▸ **Brief**:
Pick out the lines containing "Если".

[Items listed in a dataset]
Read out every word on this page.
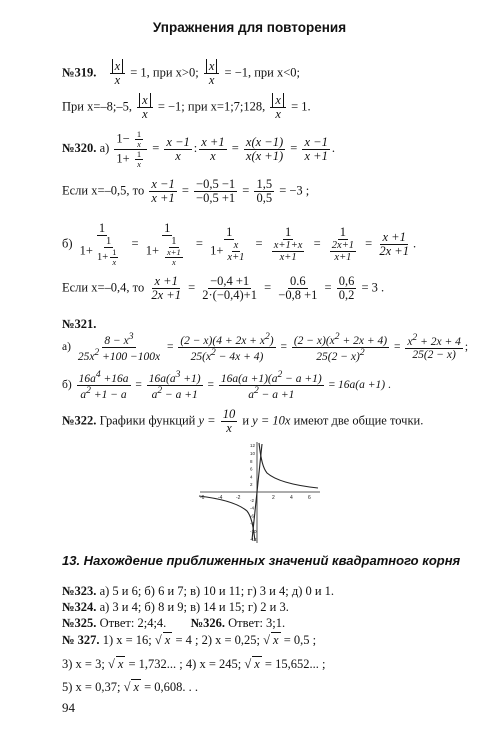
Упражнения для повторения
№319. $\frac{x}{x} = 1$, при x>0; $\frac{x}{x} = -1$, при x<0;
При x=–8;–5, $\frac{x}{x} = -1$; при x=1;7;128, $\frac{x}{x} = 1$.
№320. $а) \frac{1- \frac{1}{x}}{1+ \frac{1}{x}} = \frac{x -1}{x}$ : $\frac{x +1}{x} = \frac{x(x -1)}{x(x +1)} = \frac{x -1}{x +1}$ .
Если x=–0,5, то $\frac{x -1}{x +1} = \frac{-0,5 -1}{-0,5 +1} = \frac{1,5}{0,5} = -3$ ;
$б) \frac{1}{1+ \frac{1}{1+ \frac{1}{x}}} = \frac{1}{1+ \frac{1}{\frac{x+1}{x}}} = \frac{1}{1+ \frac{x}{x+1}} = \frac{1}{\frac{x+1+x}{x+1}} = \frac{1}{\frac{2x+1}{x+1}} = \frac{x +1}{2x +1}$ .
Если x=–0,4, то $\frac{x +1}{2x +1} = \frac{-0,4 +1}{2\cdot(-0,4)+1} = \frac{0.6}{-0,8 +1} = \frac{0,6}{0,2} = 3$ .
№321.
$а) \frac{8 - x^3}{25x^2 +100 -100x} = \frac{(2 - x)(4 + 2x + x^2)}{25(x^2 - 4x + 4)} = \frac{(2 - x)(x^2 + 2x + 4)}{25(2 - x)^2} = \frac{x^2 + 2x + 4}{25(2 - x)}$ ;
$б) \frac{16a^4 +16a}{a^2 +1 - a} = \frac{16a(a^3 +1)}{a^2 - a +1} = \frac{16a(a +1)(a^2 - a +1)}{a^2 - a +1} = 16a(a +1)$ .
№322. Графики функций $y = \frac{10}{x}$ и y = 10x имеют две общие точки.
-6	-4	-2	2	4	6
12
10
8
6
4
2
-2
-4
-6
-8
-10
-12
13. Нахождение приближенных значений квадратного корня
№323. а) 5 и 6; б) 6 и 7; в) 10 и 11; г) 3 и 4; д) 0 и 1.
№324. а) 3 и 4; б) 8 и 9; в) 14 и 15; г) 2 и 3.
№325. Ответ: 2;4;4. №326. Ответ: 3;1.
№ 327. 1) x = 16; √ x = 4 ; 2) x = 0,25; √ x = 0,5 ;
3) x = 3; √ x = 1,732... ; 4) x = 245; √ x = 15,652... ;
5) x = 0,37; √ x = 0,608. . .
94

...

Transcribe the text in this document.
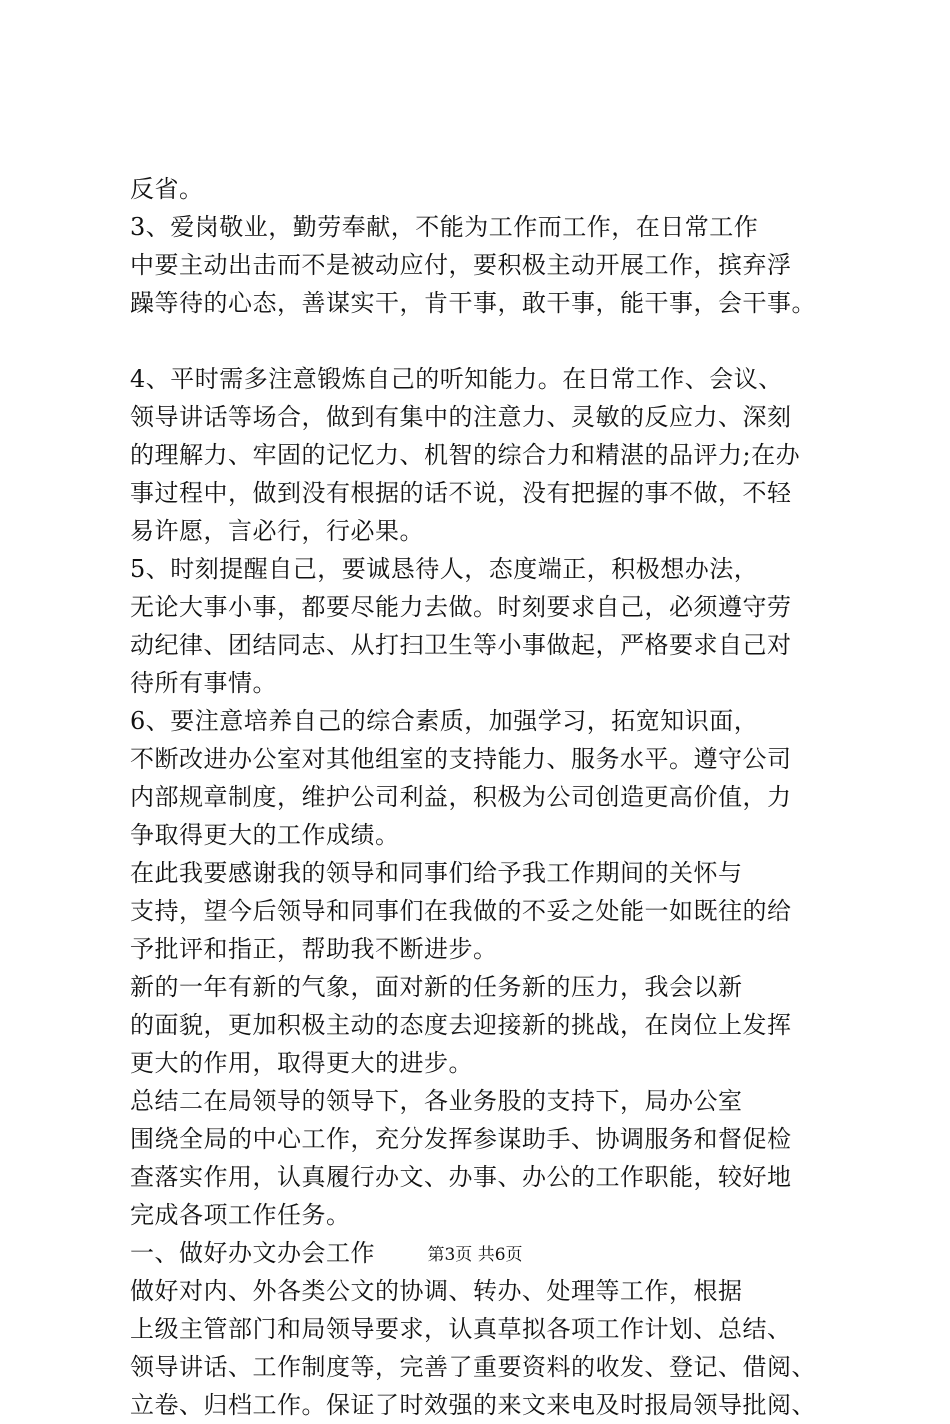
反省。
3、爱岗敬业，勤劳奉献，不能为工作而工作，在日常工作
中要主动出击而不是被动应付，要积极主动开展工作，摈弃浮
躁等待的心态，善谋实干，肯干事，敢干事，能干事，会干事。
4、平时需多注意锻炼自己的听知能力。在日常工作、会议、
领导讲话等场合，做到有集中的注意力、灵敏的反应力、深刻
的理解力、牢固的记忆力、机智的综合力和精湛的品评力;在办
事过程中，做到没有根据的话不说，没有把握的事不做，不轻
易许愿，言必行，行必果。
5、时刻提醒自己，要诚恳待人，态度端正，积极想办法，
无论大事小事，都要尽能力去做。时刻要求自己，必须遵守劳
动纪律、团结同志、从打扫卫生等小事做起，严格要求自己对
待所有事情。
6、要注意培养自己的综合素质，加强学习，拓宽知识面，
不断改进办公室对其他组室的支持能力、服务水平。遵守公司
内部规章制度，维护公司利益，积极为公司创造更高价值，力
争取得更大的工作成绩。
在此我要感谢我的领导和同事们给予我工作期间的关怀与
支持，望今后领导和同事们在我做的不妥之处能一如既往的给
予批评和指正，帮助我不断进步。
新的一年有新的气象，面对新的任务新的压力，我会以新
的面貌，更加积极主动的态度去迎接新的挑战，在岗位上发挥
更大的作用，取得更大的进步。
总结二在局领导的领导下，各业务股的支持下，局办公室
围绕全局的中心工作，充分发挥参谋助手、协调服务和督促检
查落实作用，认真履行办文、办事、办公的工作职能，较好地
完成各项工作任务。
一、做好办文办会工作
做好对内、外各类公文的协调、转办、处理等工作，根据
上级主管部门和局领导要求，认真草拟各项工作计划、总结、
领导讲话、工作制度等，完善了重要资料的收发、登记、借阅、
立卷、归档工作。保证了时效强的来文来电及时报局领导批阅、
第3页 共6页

▸ **Solved exercise**:
Если x=–0,5, то $\frac{x -1}{x +1} = \frac{-0,5 -1}{-0,5 +1} = \frac{1,5}{0,5} = -3$ ;
Если x=–0,4, то $\frac{x +1}{2x +1} = \frac{-0,4 +1}{2\cdot(-0,4)+1} = \frac{0.6}{-0,8 +1} = \frac{0,6}{0,2} = 3$ .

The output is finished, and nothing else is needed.